## [WHAT YOU HAVE TO DO]
Set down all of the data that follows word for word, without the images.

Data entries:

··········

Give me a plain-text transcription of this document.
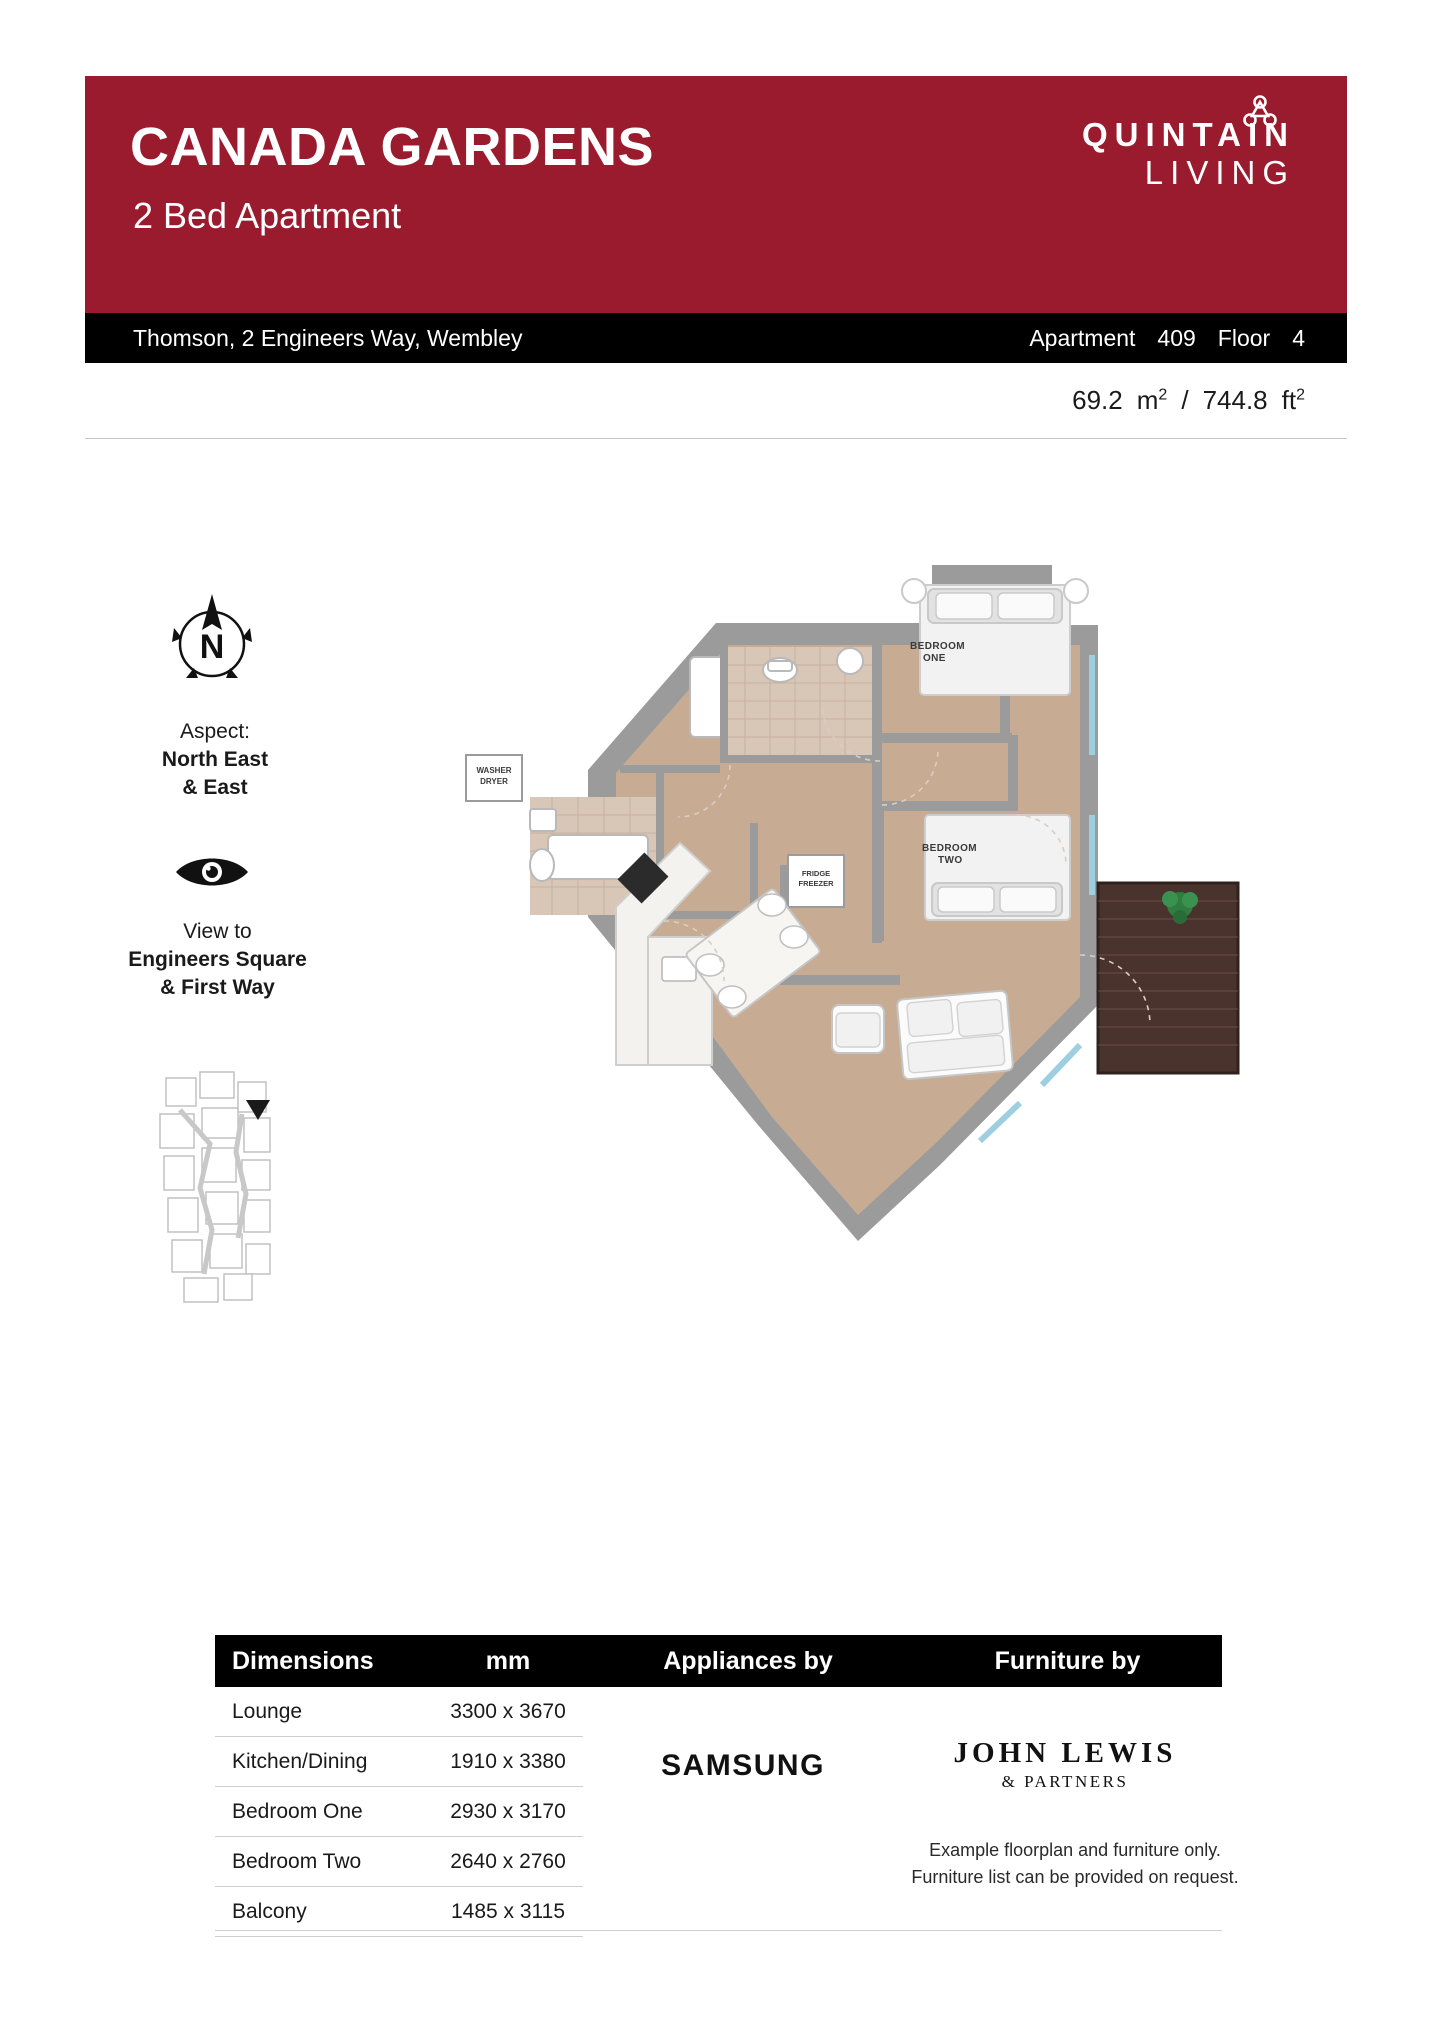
CANADA GARDENS
2 Bed Apartment
QUINTAIN
LIVING
Thomson, 2 Engineers Way, Wembley	Apartment 409 Floor 4
69.2 $m^2 / 744.8$ $ft^2$
N
Aspect:
North East
& East
View to
Engineers Square
& First Way
BEDROOM
ONE
BEDROOM
TWO
WASHER
DRYER
FRIDGE
FREEZER
Dimensions	mm	Appliances by	Furniture by
Lounge	3300 x 3670
Kitchen/Dining	1910 x 3380
Bedroom One	2930 x 3170
Bedroom Two	2640 x 2760
Balcony	1485 x 3115
SAMSUNG	JOHN LEWIS
& PARTNERS
Example floorplan and furniture only.
Furniture list can be provided on request.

··········

## [SOLUTION]
Give me a plain-text transcription of this document.
CANADA GARDENS
2 Bed Apartment
QUINTAIN
LIVING
Thomson, 2 Engineers Way, Wembley	Apartment 409 Floor 4
69.2 $m^2 / 744.8$ $ft^2$
N
Aspect:
North East
& East
View to
Engineers Square
& First Way
BEDROOM
ONE
BEDROOM
TWO
WASHER
DRYER
FRIDGE
FREEZER
Dimensions	mm	Appliances by	Furniture by
Lounge	3300 x 3670
Kitchen/Dining	1910 x 3380
Bedroom One	2930 x 3170
Bedroom Two	2640 x 2760
Balcony	1485 x 3115
SAMSUNG	JOHN LEWIS
& PARTNERS
Example floorplan and furniture only.
Furniture list can be provided on request.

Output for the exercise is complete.